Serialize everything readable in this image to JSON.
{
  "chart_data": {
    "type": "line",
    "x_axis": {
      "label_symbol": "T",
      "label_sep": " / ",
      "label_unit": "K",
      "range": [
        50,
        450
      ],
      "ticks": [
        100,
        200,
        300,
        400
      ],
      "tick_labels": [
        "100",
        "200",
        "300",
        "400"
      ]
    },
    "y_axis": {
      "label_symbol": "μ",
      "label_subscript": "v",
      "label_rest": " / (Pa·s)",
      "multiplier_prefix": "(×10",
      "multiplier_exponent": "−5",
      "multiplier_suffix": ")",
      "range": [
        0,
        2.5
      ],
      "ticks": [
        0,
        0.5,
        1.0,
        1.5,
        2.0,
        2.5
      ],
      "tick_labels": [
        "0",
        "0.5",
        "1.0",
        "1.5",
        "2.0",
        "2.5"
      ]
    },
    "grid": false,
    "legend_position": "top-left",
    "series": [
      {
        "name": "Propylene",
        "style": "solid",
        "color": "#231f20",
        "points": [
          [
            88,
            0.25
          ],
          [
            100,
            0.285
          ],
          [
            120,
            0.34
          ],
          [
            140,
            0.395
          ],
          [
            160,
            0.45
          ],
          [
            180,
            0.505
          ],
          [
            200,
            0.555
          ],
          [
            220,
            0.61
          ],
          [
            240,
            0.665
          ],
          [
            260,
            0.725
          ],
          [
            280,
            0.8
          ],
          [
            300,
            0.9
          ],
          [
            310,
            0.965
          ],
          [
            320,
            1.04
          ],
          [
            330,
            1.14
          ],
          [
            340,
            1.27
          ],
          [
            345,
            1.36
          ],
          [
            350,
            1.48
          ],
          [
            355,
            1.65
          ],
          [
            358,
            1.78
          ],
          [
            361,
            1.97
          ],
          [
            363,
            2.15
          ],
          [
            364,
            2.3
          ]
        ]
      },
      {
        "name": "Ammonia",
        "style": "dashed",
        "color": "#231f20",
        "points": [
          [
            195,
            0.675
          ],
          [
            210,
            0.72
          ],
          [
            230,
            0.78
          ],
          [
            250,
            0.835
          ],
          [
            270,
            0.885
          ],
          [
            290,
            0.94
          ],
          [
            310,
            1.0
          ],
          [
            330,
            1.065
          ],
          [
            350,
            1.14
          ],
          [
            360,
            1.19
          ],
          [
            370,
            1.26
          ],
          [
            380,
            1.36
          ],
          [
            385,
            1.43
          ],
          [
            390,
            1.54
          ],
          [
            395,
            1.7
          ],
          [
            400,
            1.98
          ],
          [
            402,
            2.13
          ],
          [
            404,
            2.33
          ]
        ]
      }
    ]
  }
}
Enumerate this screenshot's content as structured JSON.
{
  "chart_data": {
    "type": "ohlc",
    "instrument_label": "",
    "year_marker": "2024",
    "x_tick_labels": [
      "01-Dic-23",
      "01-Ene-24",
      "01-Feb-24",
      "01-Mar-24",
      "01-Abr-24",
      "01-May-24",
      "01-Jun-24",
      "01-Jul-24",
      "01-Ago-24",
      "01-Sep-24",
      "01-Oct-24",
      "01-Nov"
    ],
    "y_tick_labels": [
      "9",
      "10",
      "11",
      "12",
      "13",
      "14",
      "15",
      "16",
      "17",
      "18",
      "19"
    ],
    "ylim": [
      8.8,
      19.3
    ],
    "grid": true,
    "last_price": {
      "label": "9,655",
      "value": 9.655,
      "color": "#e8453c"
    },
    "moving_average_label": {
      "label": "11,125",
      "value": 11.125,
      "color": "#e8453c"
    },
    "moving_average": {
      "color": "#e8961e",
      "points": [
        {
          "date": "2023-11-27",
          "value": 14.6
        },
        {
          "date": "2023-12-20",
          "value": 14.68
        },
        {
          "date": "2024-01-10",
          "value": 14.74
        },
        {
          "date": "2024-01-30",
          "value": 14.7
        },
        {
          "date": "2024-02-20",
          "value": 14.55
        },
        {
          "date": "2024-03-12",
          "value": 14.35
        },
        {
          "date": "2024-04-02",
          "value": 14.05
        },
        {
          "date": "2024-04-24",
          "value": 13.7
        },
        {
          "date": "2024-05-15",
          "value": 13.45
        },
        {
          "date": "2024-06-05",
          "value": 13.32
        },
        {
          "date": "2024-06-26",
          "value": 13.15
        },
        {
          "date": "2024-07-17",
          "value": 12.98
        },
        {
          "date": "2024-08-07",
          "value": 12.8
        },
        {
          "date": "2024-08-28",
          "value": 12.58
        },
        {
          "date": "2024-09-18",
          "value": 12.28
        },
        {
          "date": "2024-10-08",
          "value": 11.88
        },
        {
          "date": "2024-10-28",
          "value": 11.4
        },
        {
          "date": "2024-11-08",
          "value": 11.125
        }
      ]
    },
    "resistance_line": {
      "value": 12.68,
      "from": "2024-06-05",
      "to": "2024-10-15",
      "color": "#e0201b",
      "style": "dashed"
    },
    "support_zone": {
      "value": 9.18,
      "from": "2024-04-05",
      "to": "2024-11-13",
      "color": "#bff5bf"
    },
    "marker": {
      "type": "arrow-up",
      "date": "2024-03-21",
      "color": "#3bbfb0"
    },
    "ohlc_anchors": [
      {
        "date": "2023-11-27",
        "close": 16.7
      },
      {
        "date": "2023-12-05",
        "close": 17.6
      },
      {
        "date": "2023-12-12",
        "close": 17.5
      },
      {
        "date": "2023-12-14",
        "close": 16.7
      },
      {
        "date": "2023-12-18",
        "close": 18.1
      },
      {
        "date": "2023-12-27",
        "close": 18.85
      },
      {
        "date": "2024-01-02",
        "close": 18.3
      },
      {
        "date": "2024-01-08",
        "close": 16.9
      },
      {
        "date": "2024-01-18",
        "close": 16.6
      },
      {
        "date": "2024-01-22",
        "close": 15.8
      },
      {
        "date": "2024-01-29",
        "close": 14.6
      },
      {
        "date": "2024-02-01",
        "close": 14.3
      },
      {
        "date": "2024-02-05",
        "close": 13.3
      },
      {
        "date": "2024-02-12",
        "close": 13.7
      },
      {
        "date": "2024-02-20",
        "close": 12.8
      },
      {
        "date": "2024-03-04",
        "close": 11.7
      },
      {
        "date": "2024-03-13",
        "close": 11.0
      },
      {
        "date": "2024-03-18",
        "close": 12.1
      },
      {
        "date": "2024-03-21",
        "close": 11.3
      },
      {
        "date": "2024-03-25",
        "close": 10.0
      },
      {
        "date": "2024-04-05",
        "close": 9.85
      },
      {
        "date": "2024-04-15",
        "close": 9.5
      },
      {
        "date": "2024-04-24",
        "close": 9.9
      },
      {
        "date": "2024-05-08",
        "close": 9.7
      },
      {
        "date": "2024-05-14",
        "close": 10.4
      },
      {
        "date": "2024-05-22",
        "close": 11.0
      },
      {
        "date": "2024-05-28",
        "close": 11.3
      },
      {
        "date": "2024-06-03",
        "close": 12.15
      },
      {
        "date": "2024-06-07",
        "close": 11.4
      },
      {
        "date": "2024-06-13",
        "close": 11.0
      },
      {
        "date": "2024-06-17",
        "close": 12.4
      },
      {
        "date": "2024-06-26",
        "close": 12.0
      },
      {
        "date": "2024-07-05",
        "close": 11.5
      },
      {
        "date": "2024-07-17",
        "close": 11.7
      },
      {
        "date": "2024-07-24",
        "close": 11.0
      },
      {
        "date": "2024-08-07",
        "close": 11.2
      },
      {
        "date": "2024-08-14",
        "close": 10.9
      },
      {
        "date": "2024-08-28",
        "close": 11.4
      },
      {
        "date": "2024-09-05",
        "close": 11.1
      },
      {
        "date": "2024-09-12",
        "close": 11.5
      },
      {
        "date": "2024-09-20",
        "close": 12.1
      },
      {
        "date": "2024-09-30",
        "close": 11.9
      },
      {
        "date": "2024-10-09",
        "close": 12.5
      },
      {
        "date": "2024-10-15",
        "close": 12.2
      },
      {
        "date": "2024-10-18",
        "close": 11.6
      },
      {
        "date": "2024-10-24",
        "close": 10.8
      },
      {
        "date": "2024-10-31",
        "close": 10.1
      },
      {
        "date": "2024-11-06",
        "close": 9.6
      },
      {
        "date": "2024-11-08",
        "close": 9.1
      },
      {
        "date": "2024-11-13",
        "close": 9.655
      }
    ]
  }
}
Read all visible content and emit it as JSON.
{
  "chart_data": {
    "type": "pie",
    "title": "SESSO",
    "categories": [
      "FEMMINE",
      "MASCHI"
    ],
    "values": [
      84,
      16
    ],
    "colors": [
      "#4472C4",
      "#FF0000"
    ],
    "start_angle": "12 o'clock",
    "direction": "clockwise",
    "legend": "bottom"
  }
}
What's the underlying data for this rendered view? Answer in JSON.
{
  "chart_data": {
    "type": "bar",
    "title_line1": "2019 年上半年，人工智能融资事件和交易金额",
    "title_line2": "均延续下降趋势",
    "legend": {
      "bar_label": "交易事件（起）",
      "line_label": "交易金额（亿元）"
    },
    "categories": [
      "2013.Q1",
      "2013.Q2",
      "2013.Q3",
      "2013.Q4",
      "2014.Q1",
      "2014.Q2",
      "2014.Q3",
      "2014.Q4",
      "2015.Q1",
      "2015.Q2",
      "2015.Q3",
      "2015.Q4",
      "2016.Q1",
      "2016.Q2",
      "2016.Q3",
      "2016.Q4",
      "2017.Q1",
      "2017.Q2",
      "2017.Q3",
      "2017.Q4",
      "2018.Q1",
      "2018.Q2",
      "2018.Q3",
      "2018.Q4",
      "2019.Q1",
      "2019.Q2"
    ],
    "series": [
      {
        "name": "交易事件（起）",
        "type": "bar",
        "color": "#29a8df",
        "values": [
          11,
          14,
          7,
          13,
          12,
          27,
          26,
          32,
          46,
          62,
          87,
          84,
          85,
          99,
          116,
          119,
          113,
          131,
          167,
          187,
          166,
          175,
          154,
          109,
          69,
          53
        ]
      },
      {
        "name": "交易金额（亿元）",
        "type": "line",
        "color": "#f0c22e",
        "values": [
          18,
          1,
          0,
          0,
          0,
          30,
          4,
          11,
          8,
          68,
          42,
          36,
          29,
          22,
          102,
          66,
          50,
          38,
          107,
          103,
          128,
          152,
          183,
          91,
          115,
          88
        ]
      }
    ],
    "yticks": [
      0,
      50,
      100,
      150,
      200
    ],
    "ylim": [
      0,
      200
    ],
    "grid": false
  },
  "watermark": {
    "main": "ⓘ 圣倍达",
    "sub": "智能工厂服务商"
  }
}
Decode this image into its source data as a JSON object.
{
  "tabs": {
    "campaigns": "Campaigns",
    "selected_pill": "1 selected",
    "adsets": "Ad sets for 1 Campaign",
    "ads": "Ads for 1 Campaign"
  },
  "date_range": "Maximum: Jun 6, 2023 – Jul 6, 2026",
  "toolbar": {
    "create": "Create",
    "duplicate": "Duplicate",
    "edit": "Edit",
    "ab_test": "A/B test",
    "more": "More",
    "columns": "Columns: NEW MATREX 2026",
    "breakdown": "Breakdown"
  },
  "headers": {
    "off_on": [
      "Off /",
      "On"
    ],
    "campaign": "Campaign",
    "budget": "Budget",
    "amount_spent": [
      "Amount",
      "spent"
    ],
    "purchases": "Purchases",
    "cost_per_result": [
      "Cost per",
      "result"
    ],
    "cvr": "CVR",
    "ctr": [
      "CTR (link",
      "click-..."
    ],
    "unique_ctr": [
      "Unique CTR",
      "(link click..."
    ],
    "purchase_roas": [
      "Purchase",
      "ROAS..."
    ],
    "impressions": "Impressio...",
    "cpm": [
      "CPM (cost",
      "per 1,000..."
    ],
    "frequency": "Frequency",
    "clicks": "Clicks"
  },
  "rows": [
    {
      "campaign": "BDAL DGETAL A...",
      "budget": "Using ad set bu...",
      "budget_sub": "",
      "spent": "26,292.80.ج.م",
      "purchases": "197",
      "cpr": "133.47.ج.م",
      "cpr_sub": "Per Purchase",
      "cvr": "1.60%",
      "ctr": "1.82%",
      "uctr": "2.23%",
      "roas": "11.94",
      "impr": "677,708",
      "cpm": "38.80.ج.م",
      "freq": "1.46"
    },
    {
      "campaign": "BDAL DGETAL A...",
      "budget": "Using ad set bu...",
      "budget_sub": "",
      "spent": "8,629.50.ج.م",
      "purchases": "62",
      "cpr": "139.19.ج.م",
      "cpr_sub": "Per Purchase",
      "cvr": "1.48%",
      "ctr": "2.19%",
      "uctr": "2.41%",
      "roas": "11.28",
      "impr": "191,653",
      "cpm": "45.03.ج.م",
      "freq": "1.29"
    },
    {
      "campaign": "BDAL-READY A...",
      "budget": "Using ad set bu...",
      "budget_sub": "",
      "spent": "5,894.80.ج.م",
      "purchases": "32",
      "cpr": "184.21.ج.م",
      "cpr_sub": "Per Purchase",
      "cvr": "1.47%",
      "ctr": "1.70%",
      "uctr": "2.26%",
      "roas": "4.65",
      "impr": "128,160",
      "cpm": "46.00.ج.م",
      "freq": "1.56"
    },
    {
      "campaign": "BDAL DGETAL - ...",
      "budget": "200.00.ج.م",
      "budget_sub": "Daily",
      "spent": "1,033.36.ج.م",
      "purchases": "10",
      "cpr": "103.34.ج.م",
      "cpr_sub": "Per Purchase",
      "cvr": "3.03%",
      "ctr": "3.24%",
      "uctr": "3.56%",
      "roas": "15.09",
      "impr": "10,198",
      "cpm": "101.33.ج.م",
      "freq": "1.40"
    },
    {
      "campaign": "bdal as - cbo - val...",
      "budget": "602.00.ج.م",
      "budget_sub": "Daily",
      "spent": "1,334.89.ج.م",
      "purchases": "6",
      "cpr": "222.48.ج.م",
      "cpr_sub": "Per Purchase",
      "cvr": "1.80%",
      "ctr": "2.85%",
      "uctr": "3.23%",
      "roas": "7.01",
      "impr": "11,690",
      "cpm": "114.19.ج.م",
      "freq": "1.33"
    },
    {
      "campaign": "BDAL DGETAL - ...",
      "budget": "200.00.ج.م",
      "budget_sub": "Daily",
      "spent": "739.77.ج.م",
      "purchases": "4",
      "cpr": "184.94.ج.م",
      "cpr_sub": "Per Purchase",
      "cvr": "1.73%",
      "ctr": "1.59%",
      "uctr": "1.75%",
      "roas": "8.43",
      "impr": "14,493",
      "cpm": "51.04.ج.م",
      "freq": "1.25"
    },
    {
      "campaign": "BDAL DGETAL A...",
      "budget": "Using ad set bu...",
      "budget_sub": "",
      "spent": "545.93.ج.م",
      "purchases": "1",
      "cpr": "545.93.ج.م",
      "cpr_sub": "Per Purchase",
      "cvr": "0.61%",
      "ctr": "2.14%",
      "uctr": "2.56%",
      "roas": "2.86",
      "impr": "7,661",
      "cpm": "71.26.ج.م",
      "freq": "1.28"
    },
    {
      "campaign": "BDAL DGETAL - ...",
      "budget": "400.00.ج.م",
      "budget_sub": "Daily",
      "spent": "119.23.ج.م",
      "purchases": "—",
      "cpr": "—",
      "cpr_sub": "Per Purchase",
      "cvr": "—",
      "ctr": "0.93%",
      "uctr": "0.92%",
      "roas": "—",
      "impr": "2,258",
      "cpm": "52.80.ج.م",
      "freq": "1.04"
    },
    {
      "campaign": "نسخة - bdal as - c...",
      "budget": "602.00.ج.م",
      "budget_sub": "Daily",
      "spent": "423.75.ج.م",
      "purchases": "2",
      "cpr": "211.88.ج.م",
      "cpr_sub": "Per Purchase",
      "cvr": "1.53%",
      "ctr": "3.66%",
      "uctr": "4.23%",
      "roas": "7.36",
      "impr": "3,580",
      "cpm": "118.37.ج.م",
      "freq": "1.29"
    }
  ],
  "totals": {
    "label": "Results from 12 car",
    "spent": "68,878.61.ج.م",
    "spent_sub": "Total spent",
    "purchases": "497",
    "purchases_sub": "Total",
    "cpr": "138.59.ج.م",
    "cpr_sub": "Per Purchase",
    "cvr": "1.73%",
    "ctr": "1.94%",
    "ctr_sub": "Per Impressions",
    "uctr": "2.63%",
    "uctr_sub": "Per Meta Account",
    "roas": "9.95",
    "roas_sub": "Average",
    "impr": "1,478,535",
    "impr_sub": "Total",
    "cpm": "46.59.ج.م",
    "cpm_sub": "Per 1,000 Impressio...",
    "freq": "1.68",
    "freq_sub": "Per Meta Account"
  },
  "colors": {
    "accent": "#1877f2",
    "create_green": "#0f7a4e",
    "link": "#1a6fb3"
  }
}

EXERCISE DETAILS
Show, from the listing above, each line that contains the word "Account".

RESPONSE TO THE EXERCISE
    "uctr_sub": "Per Meta Account",
    "freq_sub": "Per Meta Account"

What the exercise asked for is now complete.